(PROBLEM TO WORK ON)
Search the material for the word "회룡초등학교에" and report each line where it turns up.

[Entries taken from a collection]
★ ★ ★ ★ ★ ★ ★
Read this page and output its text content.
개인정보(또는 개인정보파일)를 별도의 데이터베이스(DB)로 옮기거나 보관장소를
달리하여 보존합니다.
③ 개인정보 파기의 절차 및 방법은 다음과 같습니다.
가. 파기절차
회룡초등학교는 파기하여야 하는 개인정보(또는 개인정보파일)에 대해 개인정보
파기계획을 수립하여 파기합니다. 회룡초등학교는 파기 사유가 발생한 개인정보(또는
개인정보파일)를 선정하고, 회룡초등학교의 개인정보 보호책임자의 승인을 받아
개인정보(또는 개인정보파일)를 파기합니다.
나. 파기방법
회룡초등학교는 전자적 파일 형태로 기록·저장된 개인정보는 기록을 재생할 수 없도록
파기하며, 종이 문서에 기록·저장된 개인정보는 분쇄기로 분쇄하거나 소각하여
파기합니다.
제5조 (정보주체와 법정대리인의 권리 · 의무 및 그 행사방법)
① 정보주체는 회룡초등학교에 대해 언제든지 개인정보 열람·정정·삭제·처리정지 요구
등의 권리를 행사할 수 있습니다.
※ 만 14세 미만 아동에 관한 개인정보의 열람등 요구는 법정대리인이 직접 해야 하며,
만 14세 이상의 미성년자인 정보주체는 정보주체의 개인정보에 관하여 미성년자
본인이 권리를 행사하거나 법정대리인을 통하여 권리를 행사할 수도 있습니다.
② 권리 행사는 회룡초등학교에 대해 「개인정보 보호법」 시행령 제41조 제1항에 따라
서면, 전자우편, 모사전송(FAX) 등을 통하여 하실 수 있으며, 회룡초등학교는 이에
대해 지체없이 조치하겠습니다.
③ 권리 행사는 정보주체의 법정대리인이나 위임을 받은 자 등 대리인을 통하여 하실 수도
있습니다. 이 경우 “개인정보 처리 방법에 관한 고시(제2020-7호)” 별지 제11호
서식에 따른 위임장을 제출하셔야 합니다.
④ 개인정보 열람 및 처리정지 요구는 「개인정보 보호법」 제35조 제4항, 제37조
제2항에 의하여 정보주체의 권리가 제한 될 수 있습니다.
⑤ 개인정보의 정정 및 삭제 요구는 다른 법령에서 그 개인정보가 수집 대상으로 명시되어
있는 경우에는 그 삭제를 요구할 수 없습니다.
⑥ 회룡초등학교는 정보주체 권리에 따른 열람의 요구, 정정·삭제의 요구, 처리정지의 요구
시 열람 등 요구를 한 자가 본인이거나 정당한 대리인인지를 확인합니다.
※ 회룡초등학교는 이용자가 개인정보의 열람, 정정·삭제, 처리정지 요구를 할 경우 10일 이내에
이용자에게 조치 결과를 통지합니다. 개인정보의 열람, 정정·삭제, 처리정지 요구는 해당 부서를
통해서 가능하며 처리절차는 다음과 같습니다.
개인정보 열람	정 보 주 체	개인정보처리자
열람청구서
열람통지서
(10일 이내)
★ ★ ★ ★ ★ ★ ★
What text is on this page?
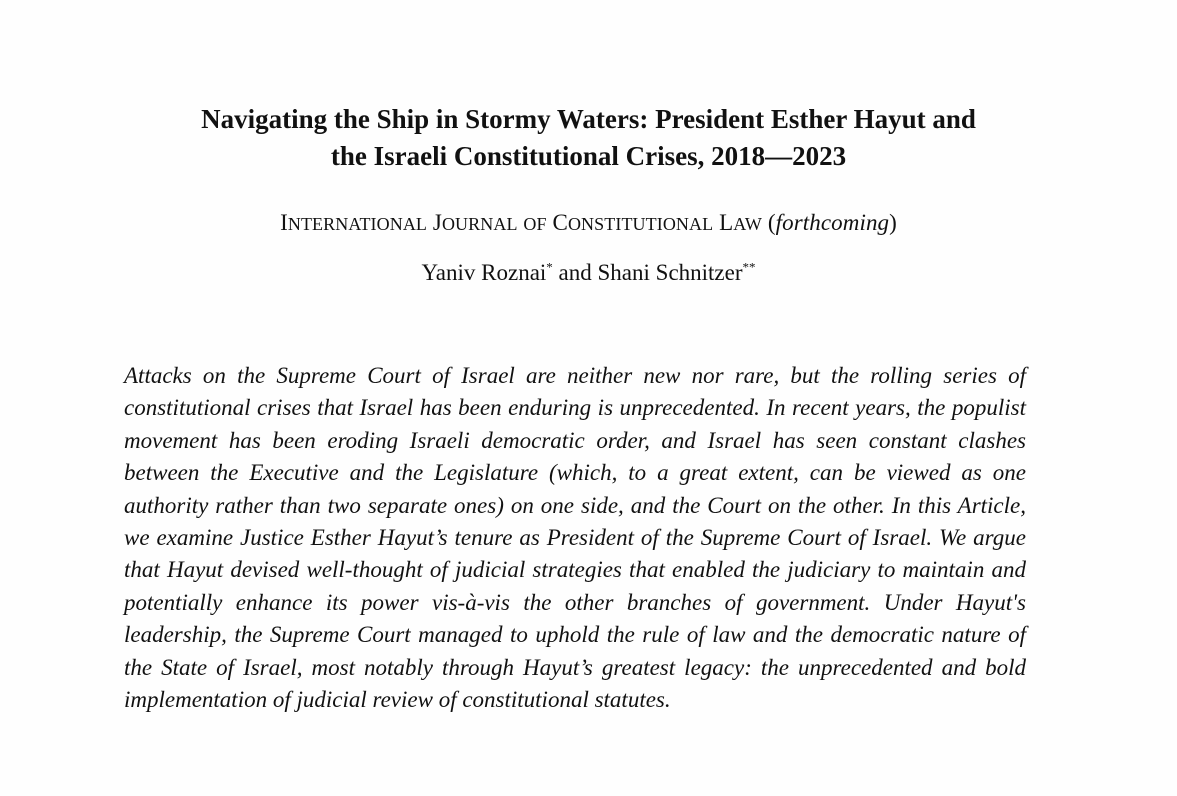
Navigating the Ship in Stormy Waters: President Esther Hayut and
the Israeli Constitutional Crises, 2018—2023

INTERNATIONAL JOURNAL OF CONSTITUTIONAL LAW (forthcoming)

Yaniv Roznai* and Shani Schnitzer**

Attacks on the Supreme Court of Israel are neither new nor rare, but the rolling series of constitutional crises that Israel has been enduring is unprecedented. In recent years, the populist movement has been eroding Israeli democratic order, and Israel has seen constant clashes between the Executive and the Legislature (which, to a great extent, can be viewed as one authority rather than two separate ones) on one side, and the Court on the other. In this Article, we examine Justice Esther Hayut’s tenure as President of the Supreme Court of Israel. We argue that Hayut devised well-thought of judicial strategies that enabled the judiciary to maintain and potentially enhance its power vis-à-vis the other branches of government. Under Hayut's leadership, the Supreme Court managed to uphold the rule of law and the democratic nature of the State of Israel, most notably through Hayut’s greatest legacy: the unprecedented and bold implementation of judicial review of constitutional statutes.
★ ★ ★ ★ ★ ★ ★
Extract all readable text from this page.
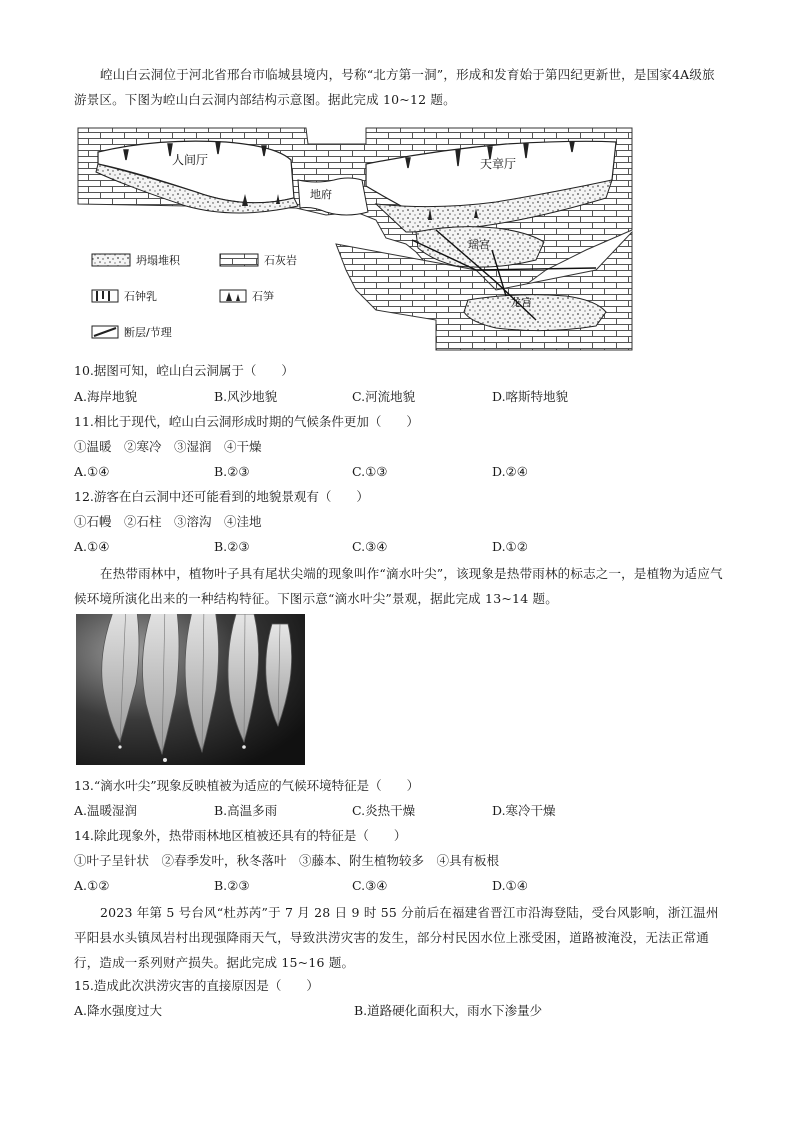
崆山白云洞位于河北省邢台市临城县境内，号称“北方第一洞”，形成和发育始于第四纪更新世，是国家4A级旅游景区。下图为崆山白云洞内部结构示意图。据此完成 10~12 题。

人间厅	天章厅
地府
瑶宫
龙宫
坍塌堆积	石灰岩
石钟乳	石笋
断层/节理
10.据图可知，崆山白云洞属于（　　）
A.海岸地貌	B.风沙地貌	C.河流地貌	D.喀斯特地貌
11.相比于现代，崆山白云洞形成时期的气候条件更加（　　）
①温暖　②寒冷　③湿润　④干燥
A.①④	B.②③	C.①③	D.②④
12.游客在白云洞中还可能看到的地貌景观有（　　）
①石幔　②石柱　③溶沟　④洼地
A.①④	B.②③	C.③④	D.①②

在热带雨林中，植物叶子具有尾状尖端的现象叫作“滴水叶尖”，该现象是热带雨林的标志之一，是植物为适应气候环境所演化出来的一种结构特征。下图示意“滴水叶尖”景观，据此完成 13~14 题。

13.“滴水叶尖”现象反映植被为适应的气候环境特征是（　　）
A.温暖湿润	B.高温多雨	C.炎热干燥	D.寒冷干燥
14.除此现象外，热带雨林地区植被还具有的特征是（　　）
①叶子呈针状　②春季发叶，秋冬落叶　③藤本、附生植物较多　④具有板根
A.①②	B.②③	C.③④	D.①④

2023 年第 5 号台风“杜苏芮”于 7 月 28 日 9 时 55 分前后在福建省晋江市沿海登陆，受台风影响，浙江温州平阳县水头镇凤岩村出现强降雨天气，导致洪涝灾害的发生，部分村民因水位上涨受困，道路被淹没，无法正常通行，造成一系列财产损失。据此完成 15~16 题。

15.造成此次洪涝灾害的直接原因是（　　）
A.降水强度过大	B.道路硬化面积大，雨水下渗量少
★ ★ ★ ★ ★ ★ ★
(REPLY TO THE EXERCISE)
① 정보주체는 회룡초등학교에 대해 언제든지 개인정보 열람·정정·삭제·처리정지 요구
② 권리 행사는 회룡초등학교에 대해 「개인정보 보호법」 시행령 제41조 제1항에 따라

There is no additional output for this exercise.